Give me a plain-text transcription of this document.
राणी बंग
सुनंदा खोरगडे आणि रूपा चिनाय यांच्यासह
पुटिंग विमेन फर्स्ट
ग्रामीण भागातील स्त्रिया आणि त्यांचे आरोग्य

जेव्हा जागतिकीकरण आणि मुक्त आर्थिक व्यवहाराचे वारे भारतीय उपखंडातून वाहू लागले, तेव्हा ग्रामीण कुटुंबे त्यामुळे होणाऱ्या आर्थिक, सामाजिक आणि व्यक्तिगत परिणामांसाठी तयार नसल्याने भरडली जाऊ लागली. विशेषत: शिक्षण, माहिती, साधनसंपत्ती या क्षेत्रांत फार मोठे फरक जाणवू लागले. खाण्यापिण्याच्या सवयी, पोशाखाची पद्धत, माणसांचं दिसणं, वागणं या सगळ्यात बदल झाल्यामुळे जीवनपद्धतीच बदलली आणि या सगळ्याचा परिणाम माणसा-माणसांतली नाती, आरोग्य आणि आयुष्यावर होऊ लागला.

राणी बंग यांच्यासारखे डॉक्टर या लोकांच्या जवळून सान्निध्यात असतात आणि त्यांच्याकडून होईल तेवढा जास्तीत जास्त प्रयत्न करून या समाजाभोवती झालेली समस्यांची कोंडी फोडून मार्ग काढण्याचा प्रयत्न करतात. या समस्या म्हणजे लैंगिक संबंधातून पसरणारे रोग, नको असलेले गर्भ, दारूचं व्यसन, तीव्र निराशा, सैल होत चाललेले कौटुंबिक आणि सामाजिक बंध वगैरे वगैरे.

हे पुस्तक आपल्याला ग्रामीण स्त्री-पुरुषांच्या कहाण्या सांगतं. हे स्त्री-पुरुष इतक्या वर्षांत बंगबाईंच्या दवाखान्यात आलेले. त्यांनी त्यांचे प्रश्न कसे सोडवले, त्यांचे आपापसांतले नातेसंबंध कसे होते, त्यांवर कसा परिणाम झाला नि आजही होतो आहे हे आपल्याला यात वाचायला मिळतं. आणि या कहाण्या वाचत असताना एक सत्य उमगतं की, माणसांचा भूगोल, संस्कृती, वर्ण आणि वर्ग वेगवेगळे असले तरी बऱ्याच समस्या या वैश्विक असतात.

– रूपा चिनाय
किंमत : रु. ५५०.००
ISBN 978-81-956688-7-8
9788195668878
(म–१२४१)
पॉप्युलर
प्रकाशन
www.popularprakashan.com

#####

Instructions to follow - Copy all the lines, exactly.

Result below -
Give me a plain-text transcription of this document.
राणी बंग
सुनंदा खोरगडे आणि रूपा चिनाय यांच्यासह
पुटिंग विमेन फर्स्ट
ग्रामीण भागातील स्त्रिया आणि त्यांचे आरोग्य

जेव्हा जागतिकीकरण आणि मुक्त आर्थिक व्यवहाराचे वारे भारतीय उपखंडातून वाहू लागले, तेव्हा ग्रामीण कुटुंबे त्यामुळे होणाऱ्या आर्थिक, सामाजिक आणि व्यक्तिगत परिणामांसाठी तयार नसल्याने भरडली जाऊ लागली. विशेषत: शिक्षण, माहिती, साधनसंपत्ती या क्षेत्रांत फार मोठे फरक जाणवू लागले. खाण्यापिण्याच्या सवयी, पोशाखाची पद्धत, माणसांचं दिसणं, वागणं या सगळ्यात बदल झाल्यामुळे जीवनपद्धतीच बदलली आणि या सगळ्याचा परिणाम माणसा-माणसांतली नाती, आरोग्य आणि आयुष्यावर होऊ लागला.

राणी बंग यांच्यासारखे डॉक्टर या लोकांच्या जवळून सान्निध्यात असतात आणि त्यांच्याकडून होईल तेवढा जास्तीत जास्त प्रयत्न करून या समाजाभोवती झालेली समस्यांची कोंडी फोडून मार्ग काढण्याचा प्रयत्न करतात. या समस्या म्हणजे लैंगिक संबंधातून पसरणारे रोग, नको असलेले गर्भ, दारूचं व्यसन, तीव्र निराशा, सैल होत चाललेले कौटुंबिक आणि सामाजिक बंध वगैरे वगैरे.

हे पुस्तक आपल्याला ग्रामीण स्त्री-पुरुषांच्या कहाण्या सांगतं. हे स्त्री-पुरुष इतक्या वर्षांत बंगबाईंच्या दवाखान्यात आलेले. त्यांनी त्यांचे प्रश्न कसे सोडवले, त्यांचे आपापसांतले नातेसंबंध कसे होते, त्यांवर कसा परिणाम झाला नि आजही होतो आहे हे आपल्याला यात वाचायला मिळतं. आणि या कहाण्या वाचत असताना एक सत्य उमगतं की, माणसांचा भूगोल, संस्कृती, वर्ण आणि वर्ग वेगवेगळे असले तरी बऱ्याच समस्या या वैश्विक असतात.

– रूपा चिनाय
किंमत : रु. ५५०.००
ISBN 978-81-956688-7-8
9788195668878
(म–१२४१)
पॉप्युलर
प्रकाशन
www.popularprakashan.com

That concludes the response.